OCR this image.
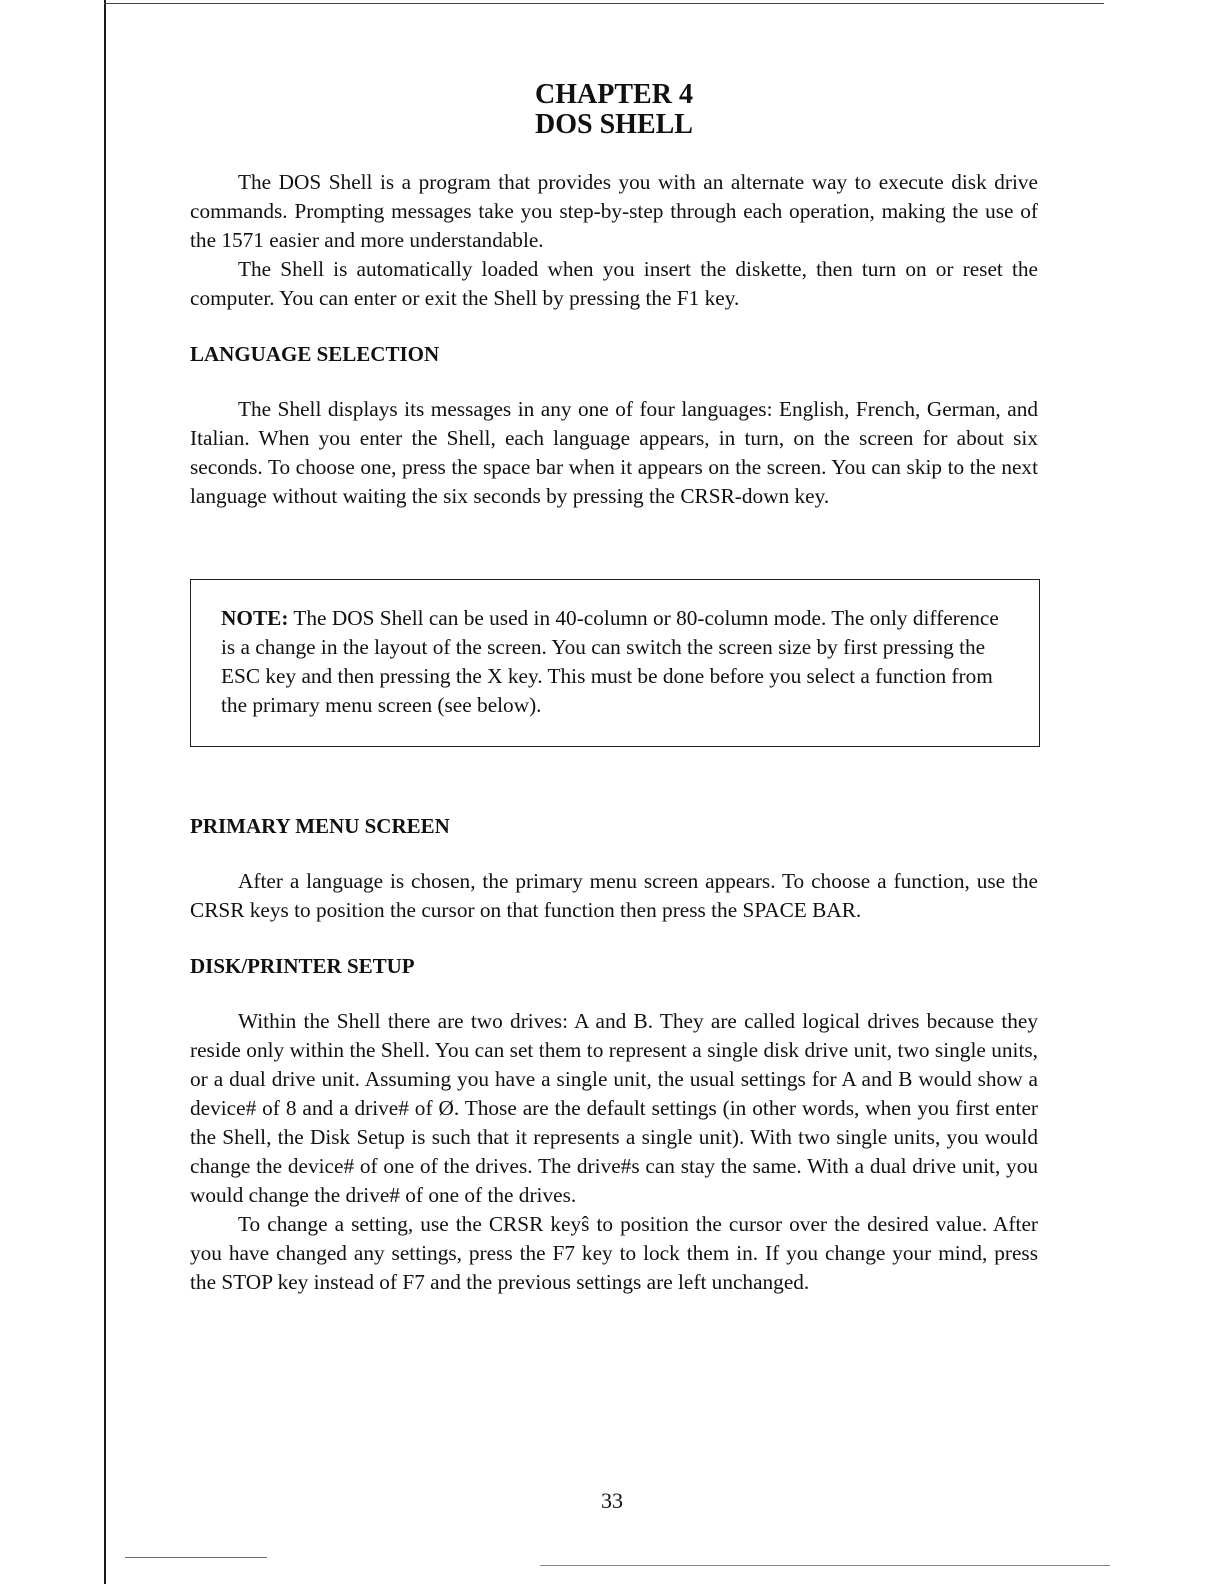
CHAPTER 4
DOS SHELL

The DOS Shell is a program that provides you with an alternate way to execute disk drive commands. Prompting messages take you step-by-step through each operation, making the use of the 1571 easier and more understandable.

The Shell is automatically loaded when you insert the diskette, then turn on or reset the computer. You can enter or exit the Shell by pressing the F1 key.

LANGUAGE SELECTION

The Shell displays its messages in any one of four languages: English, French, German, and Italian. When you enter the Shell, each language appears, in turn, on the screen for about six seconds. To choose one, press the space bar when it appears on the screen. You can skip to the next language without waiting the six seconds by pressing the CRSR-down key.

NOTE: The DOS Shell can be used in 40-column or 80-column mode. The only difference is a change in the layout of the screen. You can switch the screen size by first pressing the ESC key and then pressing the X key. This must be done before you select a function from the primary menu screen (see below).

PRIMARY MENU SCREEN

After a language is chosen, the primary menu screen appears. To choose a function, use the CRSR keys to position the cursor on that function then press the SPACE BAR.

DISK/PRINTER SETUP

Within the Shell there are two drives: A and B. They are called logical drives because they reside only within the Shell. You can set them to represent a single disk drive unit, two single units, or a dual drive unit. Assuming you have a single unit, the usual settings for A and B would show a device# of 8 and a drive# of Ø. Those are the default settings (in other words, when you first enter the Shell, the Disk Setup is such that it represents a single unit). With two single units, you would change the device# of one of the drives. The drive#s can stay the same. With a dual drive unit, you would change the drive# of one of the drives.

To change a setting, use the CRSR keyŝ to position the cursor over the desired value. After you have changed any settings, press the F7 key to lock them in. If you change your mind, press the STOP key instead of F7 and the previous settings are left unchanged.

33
----
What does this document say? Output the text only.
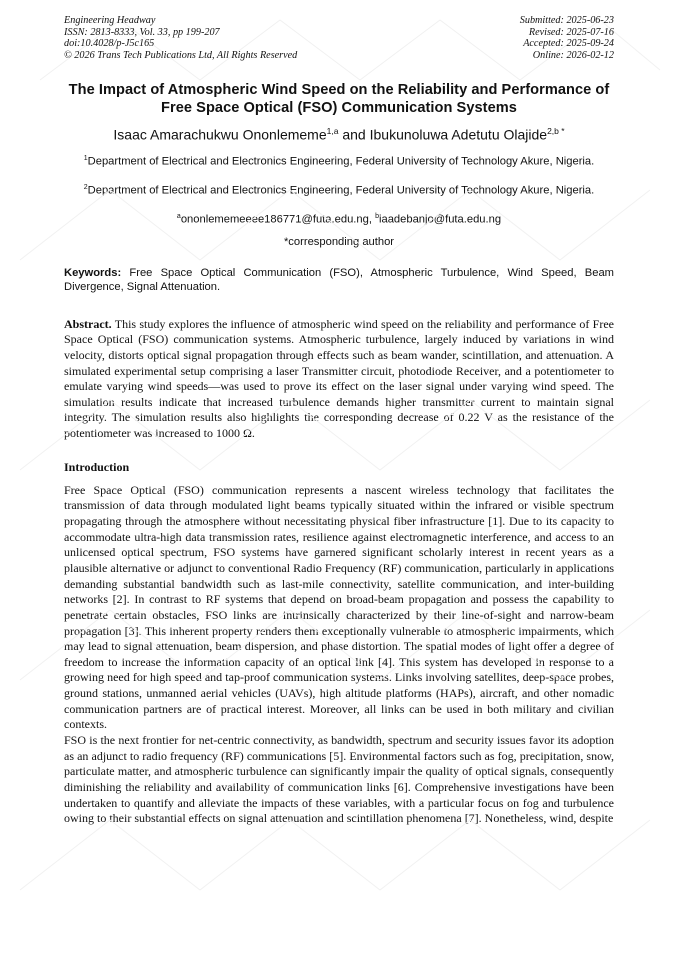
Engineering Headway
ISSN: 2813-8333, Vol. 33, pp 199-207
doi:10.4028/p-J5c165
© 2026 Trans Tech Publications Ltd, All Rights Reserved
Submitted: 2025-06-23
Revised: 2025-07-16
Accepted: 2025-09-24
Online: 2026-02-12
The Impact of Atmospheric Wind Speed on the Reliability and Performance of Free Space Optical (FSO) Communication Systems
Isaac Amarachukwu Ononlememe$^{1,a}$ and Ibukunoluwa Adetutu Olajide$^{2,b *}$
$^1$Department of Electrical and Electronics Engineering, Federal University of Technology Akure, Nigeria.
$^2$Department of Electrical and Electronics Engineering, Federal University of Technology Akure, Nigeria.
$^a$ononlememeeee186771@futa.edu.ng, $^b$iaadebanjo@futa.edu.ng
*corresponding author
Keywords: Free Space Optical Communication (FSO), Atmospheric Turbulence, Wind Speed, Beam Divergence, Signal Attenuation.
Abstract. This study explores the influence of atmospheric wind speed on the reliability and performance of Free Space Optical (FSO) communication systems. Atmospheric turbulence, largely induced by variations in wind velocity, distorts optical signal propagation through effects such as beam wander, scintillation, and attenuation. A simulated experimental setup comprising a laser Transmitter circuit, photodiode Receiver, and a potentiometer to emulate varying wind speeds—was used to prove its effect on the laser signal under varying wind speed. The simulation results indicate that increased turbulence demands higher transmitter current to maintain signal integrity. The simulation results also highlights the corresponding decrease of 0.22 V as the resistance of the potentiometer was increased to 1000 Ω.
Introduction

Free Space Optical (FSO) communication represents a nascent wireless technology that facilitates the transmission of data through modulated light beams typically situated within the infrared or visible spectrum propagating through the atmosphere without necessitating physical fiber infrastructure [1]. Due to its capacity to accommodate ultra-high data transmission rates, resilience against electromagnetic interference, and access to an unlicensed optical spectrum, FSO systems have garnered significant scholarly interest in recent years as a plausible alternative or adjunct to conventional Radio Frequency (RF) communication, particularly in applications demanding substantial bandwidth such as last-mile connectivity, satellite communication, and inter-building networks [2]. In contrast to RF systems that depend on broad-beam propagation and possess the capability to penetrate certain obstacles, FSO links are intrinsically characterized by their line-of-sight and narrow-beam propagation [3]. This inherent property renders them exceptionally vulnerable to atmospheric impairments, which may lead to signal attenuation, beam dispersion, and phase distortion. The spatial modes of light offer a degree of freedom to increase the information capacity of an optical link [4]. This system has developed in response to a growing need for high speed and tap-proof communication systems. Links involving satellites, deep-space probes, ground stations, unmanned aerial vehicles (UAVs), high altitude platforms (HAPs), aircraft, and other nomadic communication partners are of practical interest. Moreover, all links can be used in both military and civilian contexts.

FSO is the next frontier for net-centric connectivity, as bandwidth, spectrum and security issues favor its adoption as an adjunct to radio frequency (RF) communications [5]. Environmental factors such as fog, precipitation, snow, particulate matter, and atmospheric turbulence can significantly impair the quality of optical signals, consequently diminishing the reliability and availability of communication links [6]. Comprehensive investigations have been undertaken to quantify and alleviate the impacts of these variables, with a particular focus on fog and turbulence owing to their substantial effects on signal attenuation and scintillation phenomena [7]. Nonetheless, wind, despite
----
[WHAT YOU SHOULD DO]
Only lines that contain the word "Department" are wanted; copy each of them.

[SOLUTION FOR THIS TASK]
$^1$Department of Electrical and Electronics Engineering, Federal University of Technology Akure, Nigeria.
$^2$Department of Electrical and Electronics Engineering, Federal University of Technology Akure, Nigeria.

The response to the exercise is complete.